-- Figure contents as structured data --
________________________________________

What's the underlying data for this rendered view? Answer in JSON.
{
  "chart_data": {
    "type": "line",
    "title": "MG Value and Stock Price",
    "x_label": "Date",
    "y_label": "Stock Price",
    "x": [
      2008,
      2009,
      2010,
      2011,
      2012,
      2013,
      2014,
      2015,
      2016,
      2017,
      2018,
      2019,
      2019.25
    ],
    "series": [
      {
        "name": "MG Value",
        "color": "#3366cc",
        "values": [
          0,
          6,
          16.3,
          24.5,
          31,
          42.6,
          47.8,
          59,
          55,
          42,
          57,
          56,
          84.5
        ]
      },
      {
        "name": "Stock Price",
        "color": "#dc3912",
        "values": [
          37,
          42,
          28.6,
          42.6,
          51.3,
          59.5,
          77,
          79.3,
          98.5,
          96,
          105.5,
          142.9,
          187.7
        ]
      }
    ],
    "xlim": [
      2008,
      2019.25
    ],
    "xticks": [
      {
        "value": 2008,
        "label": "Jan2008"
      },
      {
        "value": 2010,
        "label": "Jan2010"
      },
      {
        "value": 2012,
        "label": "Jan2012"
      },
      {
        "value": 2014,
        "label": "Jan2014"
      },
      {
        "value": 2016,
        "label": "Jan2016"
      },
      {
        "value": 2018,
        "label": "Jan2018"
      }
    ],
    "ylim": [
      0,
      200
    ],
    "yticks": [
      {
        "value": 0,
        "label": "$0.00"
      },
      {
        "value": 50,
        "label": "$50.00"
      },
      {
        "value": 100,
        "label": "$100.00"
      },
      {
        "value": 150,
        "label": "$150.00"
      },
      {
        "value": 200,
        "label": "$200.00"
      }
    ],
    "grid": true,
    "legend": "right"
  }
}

________________________________________

Set down all of the records shown above once more, exactly.

What's the underlying data for this rendered view? Answer in JSON.
{
  "chart_data": {
    "type": "line",
    "title": "MG Value and Stock Price",
    "x_label": "Date",
    "y_label": "Stock Price",
    "x": [
      2008,
      2009,
      2010,
      2011,
      2012,
      2013,
      2014,
      2015,
      2016,
      2017,
      2018,
      2019,
      2019.25
    ],
    "series": [
      {
        "name": "MG Value",
        "color": "#3366cc",
        "values": [
          0,
          6,
          16.3,
          24.5,
          31,
          42.6,
          47.8,
          59,
          55,
          42,
          57,
          56,
          84.5
        ]
      },
      {
        "name": "Stock Price",
        "color": "#dc3912",
        "values": [
          37,
          42,
          28.6,
          42.6,
          51.3,
          59.5,
          77,
          79.3,
          98.5,
          96,
          105.5,
          142.9,
          187.7
        ]
      }
    ],
    "xlim": [
      2008,
      2019.25
    ],
    "xticks": [
      {
        "value": 2008,
        "label": "Jan2008"
      },
      {
        "value": 2010,
        "label": "Jan2010"
      },
      {
        "value": 2012,
        "label": "Jan2012"
      },
      {
        "value": 2014,
        "label": "Jan2014"
      },
      {
        "value": 2016,
        "label": "Jan2016"
      },
      {
        "value": 2018,
        "label": "Jan2018"
      }
    ],
    "ylim": [
      0,
      200
    ],
    "yticks": [
      {
        "value": 0,
        "label": "$0.00"
      },
      {
        "value": 50,
        "label": "$50.00"
      },
      {
        "value": 100,
        "label": "$100.00"
      },
      {
        "value": 150,
        "label": "$150.00"
      },
      {
        "value": 200,
        "label": "$200.00"
      }
    ],
    "grid": true,
    "legend": "right"
  }
}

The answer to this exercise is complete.